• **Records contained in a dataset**

• • • •

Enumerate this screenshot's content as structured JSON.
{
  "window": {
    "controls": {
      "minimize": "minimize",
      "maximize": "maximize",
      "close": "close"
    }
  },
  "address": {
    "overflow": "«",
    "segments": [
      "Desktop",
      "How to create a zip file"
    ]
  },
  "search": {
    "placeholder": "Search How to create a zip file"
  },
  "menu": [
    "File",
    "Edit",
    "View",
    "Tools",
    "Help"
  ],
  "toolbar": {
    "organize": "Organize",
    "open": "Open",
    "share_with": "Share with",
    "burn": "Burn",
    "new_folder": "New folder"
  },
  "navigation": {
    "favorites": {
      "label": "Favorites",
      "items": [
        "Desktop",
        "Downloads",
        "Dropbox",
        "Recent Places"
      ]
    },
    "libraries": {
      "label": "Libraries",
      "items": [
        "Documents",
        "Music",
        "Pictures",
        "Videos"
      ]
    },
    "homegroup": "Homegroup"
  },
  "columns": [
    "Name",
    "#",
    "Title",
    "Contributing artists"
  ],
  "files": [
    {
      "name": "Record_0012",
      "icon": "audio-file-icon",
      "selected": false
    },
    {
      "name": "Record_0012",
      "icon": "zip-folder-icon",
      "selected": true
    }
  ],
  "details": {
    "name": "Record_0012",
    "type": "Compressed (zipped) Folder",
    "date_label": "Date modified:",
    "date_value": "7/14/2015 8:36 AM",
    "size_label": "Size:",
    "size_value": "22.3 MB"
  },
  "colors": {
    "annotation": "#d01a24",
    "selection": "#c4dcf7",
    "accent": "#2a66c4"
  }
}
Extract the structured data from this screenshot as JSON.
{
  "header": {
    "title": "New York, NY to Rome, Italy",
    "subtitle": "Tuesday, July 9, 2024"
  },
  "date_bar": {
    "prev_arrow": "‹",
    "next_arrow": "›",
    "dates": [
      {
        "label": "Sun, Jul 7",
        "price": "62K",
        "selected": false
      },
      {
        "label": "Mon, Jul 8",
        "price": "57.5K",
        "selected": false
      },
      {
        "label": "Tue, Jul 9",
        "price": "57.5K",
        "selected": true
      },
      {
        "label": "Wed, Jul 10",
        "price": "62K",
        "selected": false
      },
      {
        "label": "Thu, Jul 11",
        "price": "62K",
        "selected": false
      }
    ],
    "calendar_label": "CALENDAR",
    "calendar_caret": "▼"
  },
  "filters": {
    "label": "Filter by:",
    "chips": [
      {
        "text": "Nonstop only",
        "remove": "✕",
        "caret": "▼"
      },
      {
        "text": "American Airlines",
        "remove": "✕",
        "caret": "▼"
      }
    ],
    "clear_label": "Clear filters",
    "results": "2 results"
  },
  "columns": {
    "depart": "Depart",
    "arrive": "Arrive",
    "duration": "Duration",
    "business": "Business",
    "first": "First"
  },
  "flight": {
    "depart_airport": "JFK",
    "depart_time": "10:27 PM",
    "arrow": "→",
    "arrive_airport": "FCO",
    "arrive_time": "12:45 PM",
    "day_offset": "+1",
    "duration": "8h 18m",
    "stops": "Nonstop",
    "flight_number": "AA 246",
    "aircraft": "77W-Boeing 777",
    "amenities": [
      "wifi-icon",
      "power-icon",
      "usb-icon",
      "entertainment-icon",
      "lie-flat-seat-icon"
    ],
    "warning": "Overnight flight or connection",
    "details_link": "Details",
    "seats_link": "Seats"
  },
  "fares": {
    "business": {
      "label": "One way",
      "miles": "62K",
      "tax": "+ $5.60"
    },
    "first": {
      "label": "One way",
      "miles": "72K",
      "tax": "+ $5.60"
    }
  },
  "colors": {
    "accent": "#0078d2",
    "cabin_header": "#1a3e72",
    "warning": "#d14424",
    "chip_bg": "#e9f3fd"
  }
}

• • • •

• **Written task**
Go through the entries and return each line where the word "icon" appears.

• **Solution for this exercise**
      "icon": "audio-file-icon",
      "icon": "zip-folder-icon",
      "wifi-icon",
      "power-icon",
      "usb-icon",
      "entertainment-icon",
      "lie-flat-seat-icon"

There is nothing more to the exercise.